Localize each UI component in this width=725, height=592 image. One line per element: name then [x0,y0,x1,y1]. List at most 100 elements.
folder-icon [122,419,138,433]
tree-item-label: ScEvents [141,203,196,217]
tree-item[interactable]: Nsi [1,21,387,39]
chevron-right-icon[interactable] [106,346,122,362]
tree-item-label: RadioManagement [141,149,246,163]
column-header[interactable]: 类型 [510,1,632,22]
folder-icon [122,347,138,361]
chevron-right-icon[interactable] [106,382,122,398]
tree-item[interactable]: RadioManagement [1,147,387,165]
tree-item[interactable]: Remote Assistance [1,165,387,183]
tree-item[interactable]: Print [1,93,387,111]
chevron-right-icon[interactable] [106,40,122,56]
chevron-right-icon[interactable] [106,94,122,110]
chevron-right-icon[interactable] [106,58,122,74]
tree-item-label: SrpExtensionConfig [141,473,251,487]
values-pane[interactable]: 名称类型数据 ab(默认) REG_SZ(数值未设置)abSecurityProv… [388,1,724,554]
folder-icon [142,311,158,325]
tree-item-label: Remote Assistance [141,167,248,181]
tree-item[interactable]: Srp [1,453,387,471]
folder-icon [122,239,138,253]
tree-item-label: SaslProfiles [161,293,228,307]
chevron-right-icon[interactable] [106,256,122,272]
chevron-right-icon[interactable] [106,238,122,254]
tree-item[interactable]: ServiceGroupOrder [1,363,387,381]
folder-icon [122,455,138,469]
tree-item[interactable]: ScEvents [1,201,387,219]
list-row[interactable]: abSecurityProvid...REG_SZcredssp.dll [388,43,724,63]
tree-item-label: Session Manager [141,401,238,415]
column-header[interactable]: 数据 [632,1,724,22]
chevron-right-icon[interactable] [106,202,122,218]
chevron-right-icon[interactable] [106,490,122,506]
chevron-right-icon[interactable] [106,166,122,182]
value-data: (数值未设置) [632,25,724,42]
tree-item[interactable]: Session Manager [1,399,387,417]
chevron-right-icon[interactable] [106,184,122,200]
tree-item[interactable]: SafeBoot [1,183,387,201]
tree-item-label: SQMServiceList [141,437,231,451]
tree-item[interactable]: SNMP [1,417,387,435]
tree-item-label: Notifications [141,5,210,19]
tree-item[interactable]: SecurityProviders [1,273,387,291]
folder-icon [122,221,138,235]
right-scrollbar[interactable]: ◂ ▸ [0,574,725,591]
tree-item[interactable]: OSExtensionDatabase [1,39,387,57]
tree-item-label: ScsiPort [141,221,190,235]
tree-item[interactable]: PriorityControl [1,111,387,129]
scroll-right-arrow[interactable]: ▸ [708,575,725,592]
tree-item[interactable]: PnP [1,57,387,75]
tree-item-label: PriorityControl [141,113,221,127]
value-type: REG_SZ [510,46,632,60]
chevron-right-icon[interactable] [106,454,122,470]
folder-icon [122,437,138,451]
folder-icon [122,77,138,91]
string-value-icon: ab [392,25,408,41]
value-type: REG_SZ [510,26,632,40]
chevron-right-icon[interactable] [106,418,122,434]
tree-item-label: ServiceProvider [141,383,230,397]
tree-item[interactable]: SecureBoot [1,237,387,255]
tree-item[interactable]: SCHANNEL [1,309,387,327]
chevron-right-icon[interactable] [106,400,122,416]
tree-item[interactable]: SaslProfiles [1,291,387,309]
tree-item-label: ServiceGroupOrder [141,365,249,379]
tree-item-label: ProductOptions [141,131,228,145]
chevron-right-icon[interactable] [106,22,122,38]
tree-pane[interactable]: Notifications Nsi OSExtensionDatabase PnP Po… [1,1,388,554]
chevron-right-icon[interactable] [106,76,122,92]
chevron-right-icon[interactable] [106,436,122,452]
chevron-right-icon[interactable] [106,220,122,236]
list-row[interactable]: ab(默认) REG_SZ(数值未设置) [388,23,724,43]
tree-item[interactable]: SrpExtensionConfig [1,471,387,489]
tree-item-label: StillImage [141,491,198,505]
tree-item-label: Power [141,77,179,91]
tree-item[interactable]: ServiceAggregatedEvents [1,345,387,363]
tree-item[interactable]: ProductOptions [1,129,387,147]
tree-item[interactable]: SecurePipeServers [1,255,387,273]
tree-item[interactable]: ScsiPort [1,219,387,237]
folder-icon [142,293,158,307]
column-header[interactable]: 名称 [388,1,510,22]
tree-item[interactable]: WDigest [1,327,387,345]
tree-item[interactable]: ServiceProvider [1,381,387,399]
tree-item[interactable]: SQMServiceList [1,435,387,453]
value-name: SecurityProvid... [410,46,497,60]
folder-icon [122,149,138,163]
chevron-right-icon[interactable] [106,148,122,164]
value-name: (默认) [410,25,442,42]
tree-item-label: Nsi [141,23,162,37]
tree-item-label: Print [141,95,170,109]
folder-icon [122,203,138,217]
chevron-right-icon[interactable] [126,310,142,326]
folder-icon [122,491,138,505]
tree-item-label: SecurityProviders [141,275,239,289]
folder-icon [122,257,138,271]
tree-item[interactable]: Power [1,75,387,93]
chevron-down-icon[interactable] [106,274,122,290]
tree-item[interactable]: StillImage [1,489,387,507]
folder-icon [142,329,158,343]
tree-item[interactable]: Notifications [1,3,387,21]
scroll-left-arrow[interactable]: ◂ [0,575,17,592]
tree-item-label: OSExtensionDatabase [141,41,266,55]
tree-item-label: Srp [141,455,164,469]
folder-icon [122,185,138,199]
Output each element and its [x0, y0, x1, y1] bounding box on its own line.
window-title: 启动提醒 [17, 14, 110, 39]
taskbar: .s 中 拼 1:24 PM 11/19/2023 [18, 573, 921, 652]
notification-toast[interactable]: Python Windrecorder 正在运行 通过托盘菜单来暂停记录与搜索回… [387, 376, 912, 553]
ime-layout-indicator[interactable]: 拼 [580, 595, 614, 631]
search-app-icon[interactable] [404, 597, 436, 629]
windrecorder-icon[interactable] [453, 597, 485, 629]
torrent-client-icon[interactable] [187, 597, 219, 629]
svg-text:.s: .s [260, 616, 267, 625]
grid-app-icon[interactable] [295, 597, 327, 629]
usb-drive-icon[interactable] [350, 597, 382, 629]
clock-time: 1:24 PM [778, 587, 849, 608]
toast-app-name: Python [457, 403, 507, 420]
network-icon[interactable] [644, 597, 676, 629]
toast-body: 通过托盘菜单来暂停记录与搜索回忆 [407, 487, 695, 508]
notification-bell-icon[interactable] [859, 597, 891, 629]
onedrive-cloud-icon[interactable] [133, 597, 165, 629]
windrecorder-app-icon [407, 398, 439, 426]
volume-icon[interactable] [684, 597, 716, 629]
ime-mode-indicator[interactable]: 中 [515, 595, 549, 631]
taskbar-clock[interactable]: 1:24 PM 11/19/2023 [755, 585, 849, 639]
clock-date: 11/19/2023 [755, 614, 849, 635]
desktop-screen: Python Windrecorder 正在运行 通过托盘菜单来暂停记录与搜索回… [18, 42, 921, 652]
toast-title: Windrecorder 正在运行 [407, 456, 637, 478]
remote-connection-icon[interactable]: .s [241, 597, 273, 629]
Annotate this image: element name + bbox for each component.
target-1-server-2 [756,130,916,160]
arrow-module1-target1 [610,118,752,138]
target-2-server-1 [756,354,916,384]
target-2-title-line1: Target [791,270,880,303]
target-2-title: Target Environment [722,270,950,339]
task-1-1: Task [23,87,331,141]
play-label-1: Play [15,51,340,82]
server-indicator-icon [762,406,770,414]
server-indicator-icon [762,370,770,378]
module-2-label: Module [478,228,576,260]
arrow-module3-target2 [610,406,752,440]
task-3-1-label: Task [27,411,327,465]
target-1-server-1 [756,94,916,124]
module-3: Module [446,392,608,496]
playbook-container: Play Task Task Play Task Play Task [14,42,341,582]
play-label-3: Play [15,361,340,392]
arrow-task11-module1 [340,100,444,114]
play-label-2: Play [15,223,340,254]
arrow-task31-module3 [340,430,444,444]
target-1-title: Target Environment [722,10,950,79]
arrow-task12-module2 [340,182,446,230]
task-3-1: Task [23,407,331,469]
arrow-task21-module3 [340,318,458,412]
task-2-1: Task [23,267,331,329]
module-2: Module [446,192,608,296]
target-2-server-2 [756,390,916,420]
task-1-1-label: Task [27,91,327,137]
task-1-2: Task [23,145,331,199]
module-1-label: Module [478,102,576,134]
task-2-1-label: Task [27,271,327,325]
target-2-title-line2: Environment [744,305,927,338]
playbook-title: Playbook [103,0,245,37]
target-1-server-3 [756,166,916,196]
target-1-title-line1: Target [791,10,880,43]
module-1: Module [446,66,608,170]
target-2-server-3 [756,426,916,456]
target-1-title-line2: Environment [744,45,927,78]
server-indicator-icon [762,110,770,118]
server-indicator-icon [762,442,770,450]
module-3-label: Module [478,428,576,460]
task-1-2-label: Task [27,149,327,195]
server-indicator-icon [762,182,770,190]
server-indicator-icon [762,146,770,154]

## Exercise
Reproduce the lines from the first one through the line containing "chevron-right-icon[interactable] [106,58,122,74]", replacing "folder-icon" with "directory-icon" and leaving everything else unchanged.

## Answer to the problem
Localize each UI component in this width=725, height=592 image. One line per element: name then [x0,y0,x1,y1]. List at most 100 elements.
directory-icon [122,419,138,433]
tree-item-label: ScEvents [141,203,196,217]
tree-item[interactable]: Nsi [1,21,387,39]
chevron-right-icon[interactable] [106,346,122,362]
tree-item-label: RadioManagement [141,149,246,163]
column-header[interactable]: 类型 [510,1,632,22]
directory-icon [122,347,138,361]
chevron-right-icon[interactable] [106,382,122,398]
tree-item[interactable]: RadioManagement [1,147,387,165]
tree-item[interactable]: Remote Assistance [1,165,387,183]
tree-item[interactable]: Print [1,93,387,111]
chevron-right-icon[interactable] [106,40,122,56]
chevron-right-icon[interactable] [106,94,122,110]
chevron-right-icon[interactable] [106,58,122,74]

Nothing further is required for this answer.